Exercise aim | Copy the lines below word for word, leaving out the pictures.

* begin *

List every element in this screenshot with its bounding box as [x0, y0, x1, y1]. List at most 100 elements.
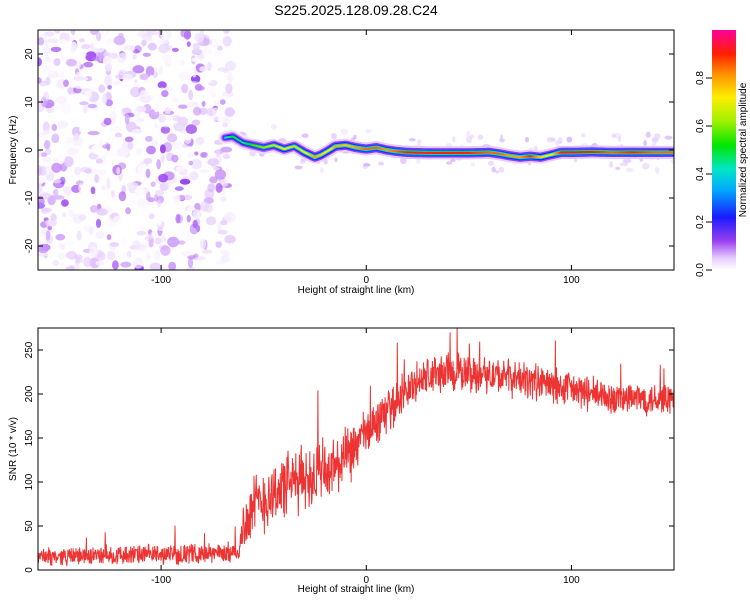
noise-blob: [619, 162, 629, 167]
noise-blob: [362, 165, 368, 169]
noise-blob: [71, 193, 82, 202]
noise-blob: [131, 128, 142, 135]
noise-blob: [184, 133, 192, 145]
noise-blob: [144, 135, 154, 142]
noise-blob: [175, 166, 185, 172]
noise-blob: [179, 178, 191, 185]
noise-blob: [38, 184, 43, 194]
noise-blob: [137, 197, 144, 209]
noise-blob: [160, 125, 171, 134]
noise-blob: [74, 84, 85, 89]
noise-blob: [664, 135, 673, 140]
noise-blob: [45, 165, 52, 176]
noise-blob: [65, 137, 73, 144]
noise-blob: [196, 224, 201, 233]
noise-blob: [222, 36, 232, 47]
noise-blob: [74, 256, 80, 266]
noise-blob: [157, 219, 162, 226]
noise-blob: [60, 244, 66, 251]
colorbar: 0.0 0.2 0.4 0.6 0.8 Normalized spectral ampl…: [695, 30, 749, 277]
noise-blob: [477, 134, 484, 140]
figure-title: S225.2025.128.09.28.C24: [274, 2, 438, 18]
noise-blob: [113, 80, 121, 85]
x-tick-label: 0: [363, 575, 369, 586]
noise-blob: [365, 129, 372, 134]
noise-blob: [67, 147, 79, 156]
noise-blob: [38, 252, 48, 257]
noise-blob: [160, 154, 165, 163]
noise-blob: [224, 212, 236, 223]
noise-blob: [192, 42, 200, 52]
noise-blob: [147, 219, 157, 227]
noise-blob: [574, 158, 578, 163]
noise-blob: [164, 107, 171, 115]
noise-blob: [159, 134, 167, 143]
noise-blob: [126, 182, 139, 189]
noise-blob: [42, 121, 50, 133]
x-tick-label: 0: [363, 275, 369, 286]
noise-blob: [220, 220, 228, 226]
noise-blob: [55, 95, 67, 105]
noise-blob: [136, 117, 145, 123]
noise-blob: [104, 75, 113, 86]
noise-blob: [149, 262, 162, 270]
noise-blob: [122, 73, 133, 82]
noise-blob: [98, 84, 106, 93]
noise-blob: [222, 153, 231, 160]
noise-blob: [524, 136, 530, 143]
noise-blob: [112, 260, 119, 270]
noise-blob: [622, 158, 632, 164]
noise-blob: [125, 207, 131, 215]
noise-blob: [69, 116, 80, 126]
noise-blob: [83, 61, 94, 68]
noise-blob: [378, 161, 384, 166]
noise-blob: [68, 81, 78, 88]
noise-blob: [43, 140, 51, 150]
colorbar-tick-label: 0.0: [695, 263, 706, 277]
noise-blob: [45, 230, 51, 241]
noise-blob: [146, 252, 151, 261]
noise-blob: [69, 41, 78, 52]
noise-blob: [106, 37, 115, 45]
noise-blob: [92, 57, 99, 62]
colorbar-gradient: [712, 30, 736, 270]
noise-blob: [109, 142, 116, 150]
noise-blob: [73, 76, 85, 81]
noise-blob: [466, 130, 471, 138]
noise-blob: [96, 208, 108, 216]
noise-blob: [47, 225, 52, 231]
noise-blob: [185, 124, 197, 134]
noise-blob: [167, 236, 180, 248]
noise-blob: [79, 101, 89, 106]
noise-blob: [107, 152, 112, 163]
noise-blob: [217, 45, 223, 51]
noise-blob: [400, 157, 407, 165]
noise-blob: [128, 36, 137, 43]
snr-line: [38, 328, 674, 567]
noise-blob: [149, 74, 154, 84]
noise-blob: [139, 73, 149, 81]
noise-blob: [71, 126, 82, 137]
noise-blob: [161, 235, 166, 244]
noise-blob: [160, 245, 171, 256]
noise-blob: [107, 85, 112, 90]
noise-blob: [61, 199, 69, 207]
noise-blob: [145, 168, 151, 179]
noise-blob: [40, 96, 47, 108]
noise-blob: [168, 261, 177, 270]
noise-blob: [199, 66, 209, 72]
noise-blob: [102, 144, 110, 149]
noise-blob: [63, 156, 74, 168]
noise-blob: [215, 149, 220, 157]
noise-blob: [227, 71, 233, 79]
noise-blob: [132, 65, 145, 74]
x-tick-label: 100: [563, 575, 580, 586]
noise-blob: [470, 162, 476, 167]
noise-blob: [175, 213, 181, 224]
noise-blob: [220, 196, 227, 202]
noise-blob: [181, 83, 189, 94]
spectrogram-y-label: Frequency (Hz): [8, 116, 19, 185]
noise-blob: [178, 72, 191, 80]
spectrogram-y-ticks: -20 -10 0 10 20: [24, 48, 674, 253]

* end *

The answer |
List every element in this screenshot with its bounding box as [x0, y0, x1, y1]. List at most 100 elements.
noise-blob: [619, 162, 629, 167]
noise-blob: [362, 165, 368, 169]
noise-blob: [71, 193, 82, 202]
noise-blob: [131, 128, 142, 135]
noise-blob: [184, 133, 192, 145]
noise-blob: [144, 135, 154, 142]
noise-blob: [175, 166, 185, 172]
noise-blob: [179, 178, 191, 185]
noise-blob: [38, 184, 43, 194]
noise-blob: [137, 197, 144, 209]
noise-blob: [160, 125, 171, 134]
noise-blob: [74, 84, 85, 89]
noise-blob: [664, 135, 673, 140]
noise-blob: [45, 165, 52, 176]
noise-blob: [65, 137, 73, 144]
noise-blob: [196, 224, 201, 233]
noise-blob: [222, 36, 232, 47]
noise-blob: [74, 256, 80, 266]
noise-blob: [157, 219, 162, 226]
noise-blob: [60, 244, 66, 251]
colorbar: 0.0 0.2 0.4 0.6 0.8 Normalized spectral ampl…: [695, 30, 749, 277]
noise-blob: [477, 134, 484, 140]
figure-title: S225.2025.128.09.28.C24: [274, 2, 438, 18]
noise-blob: [113, 80, 121, 85]
x-tick-label: 0: [363, 575, 369, 586]
noise-blob: [365, 129, 372, 134]
noise-blob: [67, 147, 79, 156]
noise-blob: [38, 252, 48, 257]
noise-blob: [160, 154, 165, 163]
noise-blob: [224, 212, 236, 223]
noise-blob: [192, 42, 200, 52]
noise-blob: [147, 219, 157, 227]
noise-blob: [574, 158, 578, 163]
noise-blob: [164, 107, 171, 115]
noise-blob: [159, 134, 167, 143]
noise-blob: [126, 182, 139, 189]
noise-blob: [42, 121, 50, 133]
x-tick-label: 0: [363, 275, 369, 286]
noise-blob: [220, 220, 228, 226]
noise-blob: [55, 95, 67, 105]
noise-blob: [136, 117, 145, 123]
noise-blob: [104, 75, 113, 86]
noise-blob: [149, 262, 162, 270]
noise-blob: [122, 73, 133, 82]
noise-blob: [98, 84, 106, 93]
noise-blob: [222, 153, 231, 160]
noise-blob: [524, 136, 530, 143]
noise-blob: [112, 260, 119, 270]
noise-blob: [622, 158, 632, 164]
noise-blob: [125, 207, 131, 215]
noise-blob: [69, 116, 80, 126]
noise-blob: [83, 61, 94, 68]
noise-blob: [378, 161, 384, 166]
noise-blob: [68, 81, 78, 88]
noise-blob: [43, 140, 51, 150]
colorbar-tick-label: 0.0: [695, 263, 706, 277]
noise-blob: [45, 230, 51, 241]
noise-blob: [146, 252, 151, 261]
noise-blob: [69, 41, 78, 52]
noise-blob: [106, 37, 115, 45]
noise-blob: [92, 57, 99, 62]
colorbar-gradient: [712, 30, 736, 270]
noise-blob: [109, 142, 116, 150]
noise-blob: [73, 76, 85, 81]
noise-blob: [466, 130, 471, 138]
noise-blob: [96, 208, 108, 216]
noise-blob: [47, 225, 52, 231]
noise-blob: [185, 124, 197, 134]
noise-blob: [167, 236, 180, 248]
noise-blob: [79, 101, 89, 106]
noise-blob: [107, 152, 112, 163]
noise-blob: [217, 45, 223, 51]
noise-blob: [400, 157, 407, 165]
noise-blob: [128, 36, 137, 43]
snr-line: [38, 328, 674, 567]
noise-blob: [149, 74, 154, 84]
noise-blob: [139, 73, 149, 81]
noise-blob: [71, 126, 82, 137]
noise-blob: [161, 235, 166, 244]
noise-blob: [160, 245, 171, 256]
noise-blob: [107, 85, 112, 90]
noise-blob: [61, 199, 69, 207]
noise-blob: [145, 168, 151, 179]
noise-blob: [40, 96, 47, 108]
noise-blob: [168, 261, 177, 270]
noise-blob: [199, 66, 209, 72]
noise-blob: [102, 144, 110, 149]
noise-blob: [63, 156, 74, 168]
noise-blob: [215, 149, 220, 157]
noise-blob: [227, 71, 233, 79]
noise-blob: [132, 65, 145, 74]
x-tick-label: 100: [563, 575, 580, 586]
noise-blob: [470, 162, 476, 167]
noise-blob: [175, 213, 181, 224]
noise-blob: [220, 196, 227, 202]
noise-blob: [181, 83, 189, 94]
spectrogram-y-label: Frequency (Hz): [8, 116, 19, 185]
noise-blob: [178, 72, 191, 80]
spectrogram-y-ticks: -20 -10 0 10 20: [24, 48, 674, 253]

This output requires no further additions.